- **Work to do**: Locate every line that holds the string "Determina" and copy it.

- **Records to use**:
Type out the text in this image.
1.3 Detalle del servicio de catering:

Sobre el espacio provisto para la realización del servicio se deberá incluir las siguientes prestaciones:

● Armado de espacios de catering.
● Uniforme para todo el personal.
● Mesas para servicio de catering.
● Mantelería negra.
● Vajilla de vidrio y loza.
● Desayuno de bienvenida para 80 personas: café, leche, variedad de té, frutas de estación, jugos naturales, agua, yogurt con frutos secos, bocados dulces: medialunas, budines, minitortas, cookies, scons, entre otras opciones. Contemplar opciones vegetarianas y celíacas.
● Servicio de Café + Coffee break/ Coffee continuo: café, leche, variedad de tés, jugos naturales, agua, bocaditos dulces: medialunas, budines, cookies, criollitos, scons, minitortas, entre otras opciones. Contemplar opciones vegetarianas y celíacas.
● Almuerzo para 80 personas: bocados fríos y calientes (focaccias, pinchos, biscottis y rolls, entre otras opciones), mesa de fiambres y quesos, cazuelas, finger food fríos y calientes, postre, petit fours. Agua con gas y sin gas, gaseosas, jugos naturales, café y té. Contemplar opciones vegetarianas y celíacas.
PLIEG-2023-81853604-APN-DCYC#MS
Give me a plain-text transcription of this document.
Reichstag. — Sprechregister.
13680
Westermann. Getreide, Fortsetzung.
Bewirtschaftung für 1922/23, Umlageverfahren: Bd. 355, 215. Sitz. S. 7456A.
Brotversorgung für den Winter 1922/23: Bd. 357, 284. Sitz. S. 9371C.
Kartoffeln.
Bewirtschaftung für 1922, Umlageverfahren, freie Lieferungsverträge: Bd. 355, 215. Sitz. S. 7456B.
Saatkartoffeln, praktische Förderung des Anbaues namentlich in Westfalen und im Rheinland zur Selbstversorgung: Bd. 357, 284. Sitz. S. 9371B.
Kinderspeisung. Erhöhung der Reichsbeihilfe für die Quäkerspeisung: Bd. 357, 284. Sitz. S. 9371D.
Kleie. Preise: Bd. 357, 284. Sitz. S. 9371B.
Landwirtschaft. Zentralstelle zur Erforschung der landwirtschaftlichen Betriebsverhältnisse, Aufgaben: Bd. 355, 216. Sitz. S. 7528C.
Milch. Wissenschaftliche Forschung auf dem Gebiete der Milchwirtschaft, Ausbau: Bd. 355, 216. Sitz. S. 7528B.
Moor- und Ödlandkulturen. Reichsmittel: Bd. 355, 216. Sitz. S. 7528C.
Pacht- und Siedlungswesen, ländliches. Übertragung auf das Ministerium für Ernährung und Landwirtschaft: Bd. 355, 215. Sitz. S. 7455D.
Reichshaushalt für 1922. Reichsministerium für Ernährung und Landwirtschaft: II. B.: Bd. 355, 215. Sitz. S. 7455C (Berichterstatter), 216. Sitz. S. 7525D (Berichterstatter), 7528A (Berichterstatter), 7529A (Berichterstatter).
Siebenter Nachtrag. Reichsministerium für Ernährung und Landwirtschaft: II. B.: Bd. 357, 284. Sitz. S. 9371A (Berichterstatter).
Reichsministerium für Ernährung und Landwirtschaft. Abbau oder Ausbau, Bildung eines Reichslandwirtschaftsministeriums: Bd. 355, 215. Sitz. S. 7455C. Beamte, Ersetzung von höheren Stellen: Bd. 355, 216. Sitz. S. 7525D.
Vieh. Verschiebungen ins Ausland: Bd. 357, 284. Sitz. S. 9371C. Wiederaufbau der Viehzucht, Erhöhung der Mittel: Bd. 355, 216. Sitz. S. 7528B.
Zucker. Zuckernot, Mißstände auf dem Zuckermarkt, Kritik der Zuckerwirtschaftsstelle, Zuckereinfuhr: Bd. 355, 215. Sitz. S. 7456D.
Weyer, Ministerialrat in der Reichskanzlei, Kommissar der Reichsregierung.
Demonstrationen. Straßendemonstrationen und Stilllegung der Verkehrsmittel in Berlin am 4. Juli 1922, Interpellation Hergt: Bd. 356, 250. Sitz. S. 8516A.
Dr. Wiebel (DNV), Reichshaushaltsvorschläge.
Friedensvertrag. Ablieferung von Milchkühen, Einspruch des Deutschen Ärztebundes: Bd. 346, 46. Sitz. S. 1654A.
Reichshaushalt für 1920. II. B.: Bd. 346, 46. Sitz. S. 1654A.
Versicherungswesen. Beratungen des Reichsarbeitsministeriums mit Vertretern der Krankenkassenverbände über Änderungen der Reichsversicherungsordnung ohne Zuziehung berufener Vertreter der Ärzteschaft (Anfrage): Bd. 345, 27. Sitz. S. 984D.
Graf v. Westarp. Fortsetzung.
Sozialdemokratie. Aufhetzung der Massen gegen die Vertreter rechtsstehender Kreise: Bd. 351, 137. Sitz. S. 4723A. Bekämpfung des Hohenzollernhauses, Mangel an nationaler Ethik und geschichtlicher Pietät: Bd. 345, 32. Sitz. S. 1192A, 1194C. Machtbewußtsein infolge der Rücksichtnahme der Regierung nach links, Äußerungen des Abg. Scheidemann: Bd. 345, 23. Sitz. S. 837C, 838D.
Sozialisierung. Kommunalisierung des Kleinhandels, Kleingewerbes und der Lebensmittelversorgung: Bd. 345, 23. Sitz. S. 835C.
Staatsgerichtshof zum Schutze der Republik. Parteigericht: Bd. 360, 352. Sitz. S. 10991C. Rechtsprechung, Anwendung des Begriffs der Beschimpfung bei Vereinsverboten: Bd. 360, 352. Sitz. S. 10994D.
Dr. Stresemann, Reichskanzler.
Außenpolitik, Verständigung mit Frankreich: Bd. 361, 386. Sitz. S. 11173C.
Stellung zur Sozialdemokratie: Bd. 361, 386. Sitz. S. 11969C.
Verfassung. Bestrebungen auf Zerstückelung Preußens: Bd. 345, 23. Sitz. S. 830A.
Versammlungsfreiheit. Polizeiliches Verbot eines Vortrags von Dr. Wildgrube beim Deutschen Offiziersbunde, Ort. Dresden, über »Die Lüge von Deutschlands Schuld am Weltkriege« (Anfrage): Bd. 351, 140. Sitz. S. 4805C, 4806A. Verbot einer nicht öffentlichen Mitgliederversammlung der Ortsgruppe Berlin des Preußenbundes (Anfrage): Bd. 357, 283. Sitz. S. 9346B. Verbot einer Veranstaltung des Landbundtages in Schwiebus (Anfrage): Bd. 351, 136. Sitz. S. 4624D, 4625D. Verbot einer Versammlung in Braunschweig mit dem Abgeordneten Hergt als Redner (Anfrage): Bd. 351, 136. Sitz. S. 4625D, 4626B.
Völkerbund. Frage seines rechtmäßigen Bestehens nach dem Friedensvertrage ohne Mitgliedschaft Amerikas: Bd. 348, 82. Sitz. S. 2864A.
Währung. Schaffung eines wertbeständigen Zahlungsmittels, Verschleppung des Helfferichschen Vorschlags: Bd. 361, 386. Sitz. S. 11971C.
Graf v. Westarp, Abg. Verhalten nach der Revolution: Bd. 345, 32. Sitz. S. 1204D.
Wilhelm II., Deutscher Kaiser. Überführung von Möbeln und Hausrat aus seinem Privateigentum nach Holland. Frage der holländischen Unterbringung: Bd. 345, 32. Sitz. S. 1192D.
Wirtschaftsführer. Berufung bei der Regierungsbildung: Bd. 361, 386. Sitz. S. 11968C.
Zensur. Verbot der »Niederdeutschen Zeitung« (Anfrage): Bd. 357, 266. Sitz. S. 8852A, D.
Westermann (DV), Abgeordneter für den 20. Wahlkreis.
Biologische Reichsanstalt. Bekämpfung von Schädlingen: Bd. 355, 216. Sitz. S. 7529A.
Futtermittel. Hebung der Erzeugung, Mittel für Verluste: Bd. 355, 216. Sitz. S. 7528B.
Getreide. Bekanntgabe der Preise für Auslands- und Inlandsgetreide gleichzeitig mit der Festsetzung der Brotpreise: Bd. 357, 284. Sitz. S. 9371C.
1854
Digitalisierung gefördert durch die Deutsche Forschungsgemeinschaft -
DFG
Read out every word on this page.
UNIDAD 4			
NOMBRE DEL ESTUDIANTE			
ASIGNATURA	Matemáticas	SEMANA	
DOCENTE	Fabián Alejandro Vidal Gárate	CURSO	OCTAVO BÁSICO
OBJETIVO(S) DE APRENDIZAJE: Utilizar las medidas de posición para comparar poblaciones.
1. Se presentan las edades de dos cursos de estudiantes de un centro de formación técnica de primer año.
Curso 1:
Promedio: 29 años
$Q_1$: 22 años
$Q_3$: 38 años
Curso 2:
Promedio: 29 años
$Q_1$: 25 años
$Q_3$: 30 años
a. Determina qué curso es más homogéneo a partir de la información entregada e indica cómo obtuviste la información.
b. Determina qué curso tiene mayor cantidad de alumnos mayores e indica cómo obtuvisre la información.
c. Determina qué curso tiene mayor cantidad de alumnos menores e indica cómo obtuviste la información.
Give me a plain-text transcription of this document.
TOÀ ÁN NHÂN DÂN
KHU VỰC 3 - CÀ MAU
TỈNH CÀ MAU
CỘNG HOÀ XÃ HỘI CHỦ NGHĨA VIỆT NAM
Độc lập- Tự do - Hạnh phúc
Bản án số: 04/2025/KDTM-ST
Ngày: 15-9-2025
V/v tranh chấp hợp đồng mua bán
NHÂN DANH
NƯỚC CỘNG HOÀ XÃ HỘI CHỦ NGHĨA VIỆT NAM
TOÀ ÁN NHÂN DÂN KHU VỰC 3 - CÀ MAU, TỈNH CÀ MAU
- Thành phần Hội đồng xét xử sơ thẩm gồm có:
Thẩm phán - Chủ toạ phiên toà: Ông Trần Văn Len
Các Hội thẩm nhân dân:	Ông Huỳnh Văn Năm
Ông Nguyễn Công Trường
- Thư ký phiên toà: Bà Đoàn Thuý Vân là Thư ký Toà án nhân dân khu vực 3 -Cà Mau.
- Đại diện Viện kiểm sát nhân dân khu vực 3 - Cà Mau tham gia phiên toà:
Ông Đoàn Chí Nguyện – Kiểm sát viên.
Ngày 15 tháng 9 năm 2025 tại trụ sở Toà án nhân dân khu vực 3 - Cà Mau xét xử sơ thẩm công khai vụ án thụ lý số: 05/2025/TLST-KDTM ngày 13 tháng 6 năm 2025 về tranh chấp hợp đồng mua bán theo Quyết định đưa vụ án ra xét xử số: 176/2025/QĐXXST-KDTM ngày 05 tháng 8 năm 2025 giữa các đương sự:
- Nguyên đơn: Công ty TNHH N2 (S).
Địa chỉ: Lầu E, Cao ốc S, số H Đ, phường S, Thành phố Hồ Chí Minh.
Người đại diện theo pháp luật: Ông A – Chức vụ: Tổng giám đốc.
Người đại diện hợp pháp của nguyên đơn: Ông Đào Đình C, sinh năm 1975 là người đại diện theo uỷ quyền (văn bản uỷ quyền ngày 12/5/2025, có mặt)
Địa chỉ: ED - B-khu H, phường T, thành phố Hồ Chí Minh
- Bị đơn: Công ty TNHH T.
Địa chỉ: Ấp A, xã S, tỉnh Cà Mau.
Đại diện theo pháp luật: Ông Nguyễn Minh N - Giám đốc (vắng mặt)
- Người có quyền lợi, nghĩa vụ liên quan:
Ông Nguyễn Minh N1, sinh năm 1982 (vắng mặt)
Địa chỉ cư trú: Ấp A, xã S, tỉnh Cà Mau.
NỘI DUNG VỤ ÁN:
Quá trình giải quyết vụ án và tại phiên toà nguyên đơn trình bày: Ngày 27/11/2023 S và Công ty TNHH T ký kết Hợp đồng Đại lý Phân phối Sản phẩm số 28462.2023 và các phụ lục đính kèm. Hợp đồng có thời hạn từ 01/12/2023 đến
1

- **Response below**:
a. Determina qué curso es más homogéneo a partir de la información entregada e indica cómo obtuviste la información.
b. Determina qué curso tiene mayor cantidad de alumnos mayores e indica cómo obtuvisre la información.
c. Determina qué curso tiene mayor cantidad de alumnos menores e indica cómo obtuviste la información.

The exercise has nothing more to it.